Aim of the task -
Where a line of the material contains the string "extensions", copy that line.
· · ·
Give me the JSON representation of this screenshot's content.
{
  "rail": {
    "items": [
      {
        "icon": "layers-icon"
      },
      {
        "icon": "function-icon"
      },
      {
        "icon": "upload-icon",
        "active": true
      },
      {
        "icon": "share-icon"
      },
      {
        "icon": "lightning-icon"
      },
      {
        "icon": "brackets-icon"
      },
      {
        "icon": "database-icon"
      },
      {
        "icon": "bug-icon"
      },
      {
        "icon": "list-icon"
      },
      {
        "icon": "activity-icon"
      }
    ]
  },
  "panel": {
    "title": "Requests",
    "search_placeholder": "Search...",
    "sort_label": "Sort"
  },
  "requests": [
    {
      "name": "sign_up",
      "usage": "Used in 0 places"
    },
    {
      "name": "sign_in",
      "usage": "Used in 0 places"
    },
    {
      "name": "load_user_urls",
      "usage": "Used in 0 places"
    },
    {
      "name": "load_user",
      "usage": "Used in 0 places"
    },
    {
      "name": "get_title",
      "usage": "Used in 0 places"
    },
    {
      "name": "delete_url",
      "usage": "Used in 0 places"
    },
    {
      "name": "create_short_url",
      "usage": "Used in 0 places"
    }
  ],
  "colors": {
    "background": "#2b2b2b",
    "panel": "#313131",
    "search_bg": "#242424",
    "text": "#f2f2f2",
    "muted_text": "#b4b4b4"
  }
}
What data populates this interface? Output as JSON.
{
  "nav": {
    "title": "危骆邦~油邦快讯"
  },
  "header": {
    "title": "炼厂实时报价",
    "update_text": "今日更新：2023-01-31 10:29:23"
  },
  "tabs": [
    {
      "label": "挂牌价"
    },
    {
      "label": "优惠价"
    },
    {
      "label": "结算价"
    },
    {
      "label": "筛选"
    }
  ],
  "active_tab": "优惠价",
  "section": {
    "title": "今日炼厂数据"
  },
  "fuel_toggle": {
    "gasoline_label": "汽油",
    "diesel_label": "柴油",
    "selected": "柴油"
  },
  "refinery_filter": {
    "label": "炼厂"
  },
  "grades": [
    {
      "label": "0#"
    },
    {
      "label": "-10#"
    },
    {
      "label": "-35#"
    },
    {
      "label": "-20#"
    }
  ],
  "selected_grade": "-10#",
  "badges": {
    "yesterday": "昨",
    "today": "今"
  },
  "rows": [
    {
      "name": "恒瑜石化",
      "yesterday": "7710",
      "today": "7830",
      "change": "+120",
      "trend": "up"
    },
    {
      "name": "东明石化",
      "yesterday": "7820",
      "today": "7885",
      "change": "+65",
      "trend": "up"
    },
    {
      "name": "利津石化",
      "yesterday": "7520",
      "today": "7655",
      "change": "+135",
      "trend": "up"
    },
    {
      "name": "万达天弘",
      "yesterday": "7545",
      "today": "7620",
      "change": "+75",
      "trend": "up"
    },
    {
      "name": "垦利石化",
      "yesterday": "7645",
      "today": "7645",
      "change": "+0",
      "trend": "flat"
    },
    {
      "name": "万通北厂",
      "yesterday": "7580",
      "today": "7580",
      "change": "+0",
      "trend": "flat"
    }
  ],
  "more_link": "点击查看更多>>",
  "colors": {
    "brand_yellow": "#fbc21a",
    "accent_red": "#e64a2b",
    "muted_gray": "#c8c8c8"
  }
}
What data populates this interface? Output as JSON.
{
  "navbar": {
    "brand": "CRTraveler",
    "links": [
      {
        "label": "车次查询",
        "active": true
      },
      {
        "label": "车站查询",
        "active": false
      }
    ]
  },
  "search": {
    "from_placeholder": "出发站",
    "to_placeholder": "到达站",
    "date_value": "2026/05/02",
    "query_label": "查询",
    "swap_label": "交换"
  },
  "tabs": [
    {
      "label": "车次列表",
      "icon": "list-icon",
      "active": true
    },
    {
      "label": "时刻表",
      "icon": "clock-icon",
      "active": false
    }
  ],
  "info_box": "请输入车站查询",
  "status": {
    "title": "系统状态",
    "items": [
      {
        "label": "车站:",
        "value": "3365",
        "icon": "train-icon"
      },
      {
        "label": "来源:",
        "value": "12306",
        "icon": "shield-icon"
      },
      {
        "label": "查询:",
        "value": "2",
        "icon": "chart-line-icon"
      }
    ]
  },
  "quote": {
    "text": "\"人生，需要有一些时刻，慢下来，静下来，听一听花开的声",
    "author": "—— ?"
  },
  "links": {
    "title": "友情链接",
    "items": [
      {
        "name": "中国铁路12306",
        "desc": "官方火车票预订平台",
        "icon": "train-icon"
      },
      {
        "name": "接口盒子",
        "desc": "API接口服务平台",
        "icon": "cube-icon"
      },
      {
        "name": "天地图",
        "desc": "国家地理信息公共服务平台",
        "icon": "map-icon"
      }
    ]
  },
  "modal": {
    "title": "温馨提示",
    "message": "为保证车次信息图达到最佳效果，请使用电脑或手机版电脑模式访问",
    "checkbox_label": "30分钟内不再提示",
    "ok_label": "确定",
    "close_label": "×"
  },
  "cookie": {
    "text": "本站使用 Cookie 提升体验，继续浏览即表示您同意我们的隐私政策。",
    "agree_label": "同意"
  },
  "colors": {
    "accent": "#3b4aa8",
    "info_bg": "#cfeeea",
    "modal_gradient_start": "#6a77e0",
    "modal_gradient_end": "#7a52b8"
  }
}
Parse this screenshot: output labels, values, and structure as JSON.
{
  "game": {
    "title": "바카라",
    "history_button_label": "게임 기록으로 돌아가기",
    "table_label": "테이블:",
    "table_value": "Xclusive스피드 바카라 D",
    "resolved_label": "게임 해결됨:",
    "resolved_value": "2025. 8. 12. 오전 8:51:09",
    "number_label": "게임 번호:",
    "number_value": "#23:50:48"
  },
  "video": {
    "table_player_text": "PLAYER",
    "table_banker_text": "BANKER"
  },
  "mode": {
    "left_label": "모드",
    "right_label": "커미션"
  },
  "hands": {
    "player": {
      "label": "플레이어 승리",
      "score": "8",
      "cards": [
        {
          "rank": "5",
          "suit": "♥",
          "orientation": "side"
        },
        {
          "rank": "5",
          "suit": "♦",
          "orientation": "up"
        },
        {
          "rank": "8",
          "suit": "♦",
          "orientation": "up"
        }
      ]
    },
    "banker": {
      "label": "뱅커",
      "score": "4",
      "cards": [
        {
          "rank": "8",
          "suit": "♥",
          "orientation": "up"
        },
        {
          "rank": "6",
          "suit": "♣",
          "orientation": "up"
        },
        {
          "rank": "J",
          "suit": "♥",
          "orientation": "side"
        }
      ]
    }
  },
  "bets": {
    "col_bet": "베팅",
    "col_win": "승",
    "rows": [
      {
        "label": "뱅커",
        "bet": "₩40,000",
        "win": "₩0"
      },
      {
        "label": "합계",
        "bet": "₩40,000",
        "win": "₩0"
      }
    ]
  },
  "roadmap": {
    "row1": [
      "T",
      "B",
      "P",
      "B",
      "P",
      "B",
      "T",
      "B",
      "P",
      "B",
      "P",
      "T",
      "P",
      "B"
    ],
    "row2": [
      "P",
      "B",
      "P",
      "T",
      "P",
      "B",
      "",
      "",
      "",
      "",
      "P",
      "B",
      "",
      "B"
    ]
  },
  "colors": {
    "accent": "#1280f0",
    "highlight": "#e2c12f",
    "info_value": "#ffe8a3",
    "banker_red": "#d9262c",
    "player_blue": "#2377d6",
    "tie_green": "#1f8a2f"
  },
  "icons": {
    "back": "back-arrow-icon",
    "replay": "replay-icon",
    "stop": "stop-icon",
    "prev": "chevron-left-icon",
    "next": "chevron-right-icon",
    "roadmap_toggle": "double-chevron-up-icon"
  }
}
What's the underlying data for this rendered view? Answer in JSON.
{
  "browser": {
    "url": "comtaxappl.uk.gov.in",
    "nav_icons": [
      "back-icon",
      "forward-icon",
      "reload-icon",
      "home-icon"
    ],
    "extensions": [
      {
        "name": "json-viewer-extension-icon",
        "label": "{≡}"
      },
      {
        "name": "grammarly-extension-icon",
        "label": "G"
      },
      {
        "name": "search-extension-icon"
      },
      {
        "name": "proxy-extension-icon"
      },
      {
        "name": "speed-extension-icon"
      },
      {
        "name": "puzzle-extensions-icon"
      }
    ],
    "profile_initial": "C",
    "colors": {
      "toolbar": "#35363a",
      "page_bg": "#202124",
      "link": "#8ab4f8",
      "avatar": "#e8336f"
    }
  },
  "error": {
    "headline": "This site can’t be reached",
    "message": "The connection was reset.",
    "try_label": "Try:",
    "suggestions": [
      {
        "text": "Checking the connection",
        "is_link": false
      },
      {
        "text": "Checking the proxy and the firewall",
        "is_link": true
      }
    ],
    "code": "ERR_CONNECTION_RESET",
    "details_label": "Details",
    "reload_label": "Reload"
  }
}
· · ·
Answer to this task -
    "extensions": [
        "name": "puzzle-extensions-icon"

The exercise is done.